• _Instruction_
Replace "x-tick-label" with "x-axis-tick" and write out the items from the start down to the line containing "546, 526, 562]", with both ends included and everything else unchanged.

_ _ _ _ _

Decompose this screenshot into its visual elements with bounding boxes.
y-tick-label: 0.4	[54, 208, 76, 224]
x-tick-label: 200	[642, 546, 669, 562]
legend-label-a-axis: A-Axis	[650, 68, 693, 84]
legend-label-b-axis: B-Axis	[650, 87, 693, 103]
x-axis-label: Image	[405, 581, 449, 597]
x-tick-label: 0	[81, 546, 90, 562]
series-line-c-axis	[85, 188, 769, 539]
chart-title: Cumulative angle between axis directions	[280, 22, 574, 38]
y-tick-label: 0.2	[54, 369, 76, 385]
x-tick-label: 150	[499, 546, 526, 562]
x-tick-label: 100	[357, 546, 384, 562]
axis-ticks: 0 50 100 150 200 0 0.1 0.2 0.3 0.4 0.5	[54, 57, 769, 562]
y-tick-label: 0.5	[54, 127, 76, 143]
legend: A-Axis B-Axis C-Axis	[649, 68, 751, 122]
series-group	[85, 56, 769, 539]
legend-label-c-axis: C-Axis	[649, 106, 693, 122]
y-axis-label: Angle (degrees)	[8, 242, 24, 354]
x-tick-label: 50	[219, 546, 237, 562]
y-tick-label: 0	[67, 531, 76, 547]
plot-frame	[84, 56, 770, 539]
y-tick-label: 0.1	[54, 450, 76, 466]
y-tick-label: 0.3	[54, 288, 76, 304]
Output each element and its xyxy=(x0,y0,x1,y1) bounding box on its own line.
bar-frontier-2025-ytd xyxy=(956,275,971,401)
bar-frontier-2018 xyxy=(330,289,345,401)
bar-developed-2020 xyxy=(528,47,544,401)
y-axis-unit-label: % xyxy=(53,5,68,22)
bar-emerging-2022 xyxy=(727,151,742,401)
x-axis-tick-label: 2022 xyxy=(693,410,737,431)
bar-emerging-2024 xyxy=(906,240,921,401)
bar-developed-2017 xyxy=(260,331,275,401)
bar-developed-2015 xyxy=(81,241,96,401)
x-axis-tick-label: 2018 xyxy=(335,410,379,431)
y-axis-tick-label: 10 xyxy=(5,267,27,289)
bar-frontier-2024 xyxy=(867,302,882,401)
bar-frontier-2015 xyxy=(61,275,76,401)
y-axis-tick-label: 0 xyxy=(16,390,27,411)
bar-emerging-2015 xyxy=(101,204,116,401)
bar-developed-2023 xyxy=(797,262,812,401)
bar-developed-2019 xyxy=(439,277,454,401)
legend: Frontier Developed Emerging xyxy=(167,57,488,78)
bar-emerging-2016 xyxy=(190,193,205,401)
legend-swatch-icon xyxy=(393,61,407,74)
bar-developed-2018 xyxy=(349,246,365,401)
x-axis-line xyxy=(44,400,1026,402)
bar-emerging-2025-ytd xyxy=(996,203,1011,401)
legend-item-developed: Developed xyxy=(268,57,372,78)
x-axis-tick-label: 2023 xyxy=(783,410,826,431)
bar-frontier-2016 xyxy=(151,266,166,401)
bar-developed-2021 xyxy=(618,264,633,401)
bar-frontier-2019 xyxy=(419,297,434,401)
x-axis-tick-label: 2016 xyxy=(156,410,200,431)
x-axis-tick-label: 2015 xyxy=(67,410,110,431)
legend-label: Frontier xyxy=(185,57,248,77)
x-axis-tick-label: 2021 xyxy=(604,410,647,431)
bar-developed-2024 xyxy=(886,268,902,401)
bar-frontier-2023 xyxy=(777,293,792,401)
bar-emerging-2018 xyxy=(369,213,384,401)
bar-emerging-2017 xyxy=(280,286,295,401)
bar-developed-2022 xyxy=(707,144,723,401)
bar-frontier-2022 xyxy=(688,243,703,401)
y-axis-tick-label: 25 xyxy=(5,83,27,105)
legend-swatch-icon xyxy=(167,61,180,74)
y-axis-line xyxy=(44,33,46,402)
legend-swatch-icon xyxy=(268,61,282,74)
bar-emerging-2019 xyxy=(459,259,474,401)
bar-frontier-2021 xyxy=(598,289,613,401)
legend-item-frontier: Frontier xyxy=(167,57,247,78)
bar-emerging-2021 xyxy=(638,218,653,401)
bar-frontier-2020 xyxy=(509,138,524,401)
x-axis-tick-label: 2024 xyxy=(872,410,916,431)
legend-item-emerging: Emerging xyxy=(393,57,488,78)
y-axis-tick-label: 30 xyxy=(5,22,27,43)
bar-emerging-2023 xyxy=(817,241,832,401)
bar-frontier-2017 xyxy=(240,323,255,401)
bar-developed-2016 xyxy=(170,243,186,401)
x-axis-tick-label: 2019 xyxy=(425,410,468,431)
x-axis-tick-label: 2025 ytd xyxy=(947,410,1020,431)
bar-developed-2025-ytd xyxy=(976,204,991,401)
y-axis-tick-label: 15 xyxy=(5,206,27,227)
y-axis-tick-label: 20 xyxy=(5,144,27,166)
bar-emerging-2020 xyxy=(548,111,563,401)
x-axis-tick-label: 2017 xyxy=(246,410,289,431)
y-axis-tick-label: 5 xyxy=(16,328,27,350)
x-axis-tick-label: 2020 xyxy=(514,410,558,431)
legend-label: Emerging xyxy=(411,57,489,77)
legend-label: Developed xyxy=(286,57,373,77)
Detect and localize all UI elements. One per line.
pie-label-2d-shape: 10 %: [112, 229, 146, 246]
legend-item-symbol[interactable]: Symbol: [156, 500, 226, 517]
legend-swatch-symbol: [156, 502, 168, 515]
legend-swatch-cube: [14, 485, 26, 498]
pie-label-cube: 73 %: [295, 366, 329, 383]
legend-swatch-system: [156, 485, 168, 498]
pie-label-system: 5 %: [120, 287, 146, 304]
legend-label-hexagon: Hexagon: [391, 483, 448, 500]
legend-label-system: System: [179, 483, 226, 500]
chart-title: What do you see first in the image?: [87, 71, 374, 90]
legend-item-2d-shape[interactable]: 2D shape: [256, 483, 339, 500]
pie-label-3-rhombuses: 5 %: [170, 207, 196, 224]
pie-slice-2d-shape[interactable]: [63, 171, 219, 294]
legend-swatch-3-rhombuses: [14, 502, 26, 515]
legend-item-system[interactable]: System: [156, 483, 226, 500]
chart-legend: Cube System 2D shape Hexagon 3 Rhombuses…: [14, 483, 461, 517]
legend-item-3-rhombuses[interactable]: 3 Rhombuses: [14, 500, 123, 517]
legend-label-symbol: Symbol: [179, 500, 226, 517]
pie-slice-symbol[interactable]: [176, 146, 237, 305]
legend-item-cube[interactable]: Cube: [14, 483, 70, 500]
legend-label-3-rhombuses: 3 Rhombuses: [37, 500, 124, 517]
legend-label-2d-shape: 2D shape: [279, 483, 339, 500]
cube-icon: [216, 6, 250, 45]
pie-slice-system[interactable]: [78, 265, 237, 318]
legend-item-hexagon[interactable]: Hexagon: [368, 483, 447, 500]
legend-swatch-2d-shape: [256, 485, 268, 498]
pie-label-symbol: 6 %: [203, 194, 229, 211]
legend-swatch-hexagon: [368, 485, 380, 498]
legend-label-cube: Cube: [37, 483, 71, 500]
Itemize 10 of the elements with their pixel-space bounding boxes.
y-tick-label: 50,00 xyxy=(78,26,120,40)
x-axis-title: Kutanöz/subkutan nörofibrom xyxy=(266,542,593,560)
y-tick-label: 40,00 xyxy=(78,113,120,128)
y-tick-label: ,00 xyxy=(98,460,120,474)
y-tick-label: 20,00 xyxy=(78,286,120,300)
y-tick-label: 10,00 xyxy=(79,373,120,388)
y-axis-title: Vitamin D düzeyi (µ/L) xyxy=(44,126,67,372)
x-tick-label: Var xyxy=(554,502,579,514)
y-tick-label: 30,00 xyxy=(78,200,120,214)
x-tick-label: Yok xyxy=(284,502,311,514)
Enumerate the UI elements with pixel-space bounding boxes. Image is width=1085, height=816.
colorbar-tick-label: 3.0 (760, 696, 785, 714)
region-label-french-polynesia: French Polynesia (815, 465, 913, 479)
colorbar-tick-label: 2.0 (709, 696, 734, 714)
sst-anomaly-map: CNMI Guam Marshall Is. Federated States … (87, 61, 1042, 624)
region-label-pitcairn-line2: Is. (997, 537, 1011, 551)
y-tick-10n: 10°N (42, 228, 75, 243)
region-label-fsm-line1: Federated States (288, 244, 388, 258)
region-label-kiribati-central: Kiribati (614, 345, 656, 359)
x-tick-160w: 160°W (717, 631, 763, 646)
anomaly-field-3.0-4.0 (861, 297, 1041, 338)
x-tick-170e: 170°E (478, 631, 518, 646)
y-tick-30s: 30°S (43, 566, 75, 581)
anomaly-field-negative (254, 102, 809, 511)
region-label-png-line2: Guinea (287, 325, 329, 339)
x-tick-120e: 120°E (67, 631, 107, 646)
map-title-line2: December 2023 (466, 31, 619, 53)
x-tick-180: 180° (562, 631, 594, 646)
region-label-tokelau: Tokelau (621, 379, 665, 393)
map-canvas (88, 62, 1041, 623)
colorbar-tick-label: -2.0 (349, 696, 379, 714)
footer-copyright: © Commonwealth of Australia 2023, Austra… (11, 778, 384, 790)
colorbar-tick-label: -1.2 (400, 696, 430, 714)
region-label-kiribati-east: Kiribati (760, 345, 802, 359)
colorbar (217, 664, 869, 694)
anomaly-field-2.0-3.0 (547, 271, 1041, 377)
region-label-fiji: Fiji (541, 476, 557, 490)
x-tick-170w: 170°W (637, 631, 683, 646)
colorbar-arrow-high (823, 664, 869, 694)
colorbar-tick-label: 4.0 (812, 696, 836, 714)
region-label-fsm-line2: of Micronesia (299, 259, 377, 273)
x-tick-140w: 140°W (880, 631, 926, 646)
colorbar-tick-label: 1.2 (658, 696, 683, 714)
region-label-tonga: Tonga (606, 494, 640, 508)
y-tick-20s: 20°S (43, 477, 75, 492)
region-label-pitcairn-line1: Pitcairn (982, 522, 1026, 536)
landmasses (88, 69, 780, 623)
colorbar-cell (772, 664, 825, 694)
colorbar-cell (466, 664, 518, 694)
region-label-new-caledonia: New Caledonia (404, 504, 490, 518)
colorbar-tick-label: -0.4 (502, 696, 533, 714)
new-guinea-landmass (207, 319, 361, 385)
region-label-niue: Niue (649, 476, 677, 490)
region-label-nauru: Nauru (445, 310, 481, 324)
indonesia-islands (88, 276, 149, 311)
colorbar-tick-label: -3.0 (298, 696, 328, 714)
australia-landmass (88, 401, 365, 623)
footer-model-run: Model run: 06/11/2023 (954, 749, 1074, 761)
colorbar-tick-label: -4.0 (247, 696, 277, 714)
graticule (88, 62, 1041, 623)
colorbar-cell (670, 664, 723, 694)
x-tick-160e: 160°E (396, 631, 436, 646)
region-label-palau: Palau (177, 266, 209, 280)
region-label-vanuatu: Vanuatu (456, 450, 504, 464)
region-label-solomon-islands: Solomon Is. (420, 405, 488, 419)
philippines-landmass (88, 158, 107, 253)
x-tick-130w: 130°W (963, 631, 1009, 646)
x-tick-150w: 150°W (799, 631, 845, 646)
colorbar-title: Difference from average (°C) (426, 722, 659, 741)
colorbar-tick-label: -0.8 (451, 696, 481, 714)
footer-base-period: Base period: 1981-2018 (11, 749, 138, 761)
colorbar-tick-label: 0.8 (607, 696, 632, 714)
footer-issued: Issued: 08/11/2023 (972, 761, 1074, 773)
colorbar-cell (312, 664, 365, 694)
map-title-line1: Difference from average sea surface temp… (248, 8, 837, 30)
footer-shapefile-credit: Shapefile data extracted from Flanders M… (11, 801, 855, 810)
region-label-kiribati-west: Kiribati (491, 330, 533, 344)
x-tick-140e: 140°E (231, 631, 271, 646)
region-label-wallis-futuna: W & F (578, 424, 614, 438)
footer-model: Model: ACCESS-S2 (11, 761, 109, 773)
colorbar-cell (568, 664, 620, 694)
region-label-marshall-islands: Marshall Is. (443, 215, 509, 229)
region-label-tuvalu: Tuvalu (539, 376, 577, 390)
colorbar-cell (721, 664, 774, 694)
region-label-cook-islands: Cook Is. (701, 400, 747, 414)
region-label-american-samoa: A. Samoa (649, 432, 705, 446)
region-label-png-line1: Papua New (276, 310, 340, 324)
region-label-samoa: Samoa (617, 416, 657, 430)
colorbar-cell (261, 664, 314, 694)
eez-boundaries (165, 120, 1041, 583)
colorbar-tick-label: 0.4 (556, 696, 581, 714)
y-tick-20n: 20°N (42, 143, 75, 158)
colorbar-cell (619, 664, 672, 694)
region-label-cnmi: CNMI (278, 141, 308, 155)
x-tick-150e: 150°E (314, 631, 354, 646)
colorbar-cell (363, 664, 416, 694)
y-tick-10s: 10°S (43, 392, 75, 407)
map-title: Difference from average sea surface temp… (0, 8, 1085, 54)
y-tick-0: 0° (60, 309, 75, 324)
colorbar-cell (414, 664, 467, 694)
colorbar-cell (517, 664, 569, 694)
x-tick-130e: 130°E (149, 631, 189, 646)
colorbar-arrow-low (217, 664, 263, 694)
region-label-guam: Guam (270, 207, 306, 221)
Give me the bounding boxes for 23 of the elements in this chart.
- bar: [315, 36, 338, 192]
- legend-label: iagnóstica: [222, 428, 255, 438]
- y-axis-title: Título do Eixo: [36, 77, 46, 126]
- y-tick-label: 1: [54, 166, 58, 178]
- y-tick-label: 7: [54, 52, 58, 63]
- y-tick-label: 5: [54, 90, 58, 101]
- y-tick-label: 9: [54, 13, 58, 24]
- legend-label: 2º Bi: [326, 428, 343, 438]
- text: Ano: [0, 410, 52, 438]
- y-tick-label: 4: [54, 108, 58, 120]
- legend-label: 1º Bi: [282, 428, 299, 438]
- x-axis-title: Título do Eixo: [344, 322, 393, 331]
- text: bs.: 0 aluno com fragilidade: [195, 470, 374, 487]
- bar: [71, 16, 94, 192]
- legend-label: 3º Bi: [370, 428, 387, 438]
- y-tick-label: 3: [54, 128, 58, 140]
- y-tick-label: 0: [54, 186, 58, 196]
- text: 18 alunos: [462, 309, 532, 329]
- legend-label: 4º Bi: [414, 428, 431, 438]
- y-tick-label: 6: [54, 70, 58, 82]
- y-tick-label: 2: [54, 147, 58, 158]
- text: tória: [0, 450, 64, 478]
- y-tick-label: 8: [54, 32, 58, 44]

_ _ _ _ _

• _The solution_
Decompose this screenshot into its visual elements with bounding boxes.
y-tick-label: 0.4	[54, 208, 76, 224]
x-axis-tick: 200	[642, 546, 669, 562]
legend-label-a-axis: A-Axis	[650, 68, 693, 84]
legend-label-b-axis: B-Axis	[650, 87, 693, 103]
x-axis-label: Image	[405, 581, 449, 597]
x-axis-tick: 0	[81, 546, 90, 562]
series-line-c-axis	[85, 188, 769, 539]
chart-title: Cumulative angle between axis directions	[280, 22, 574, 38]
y-tick-label: 0.2	[54, 369, 76, 385]
x-axis-tick: 150	[499, 546, 526, 562]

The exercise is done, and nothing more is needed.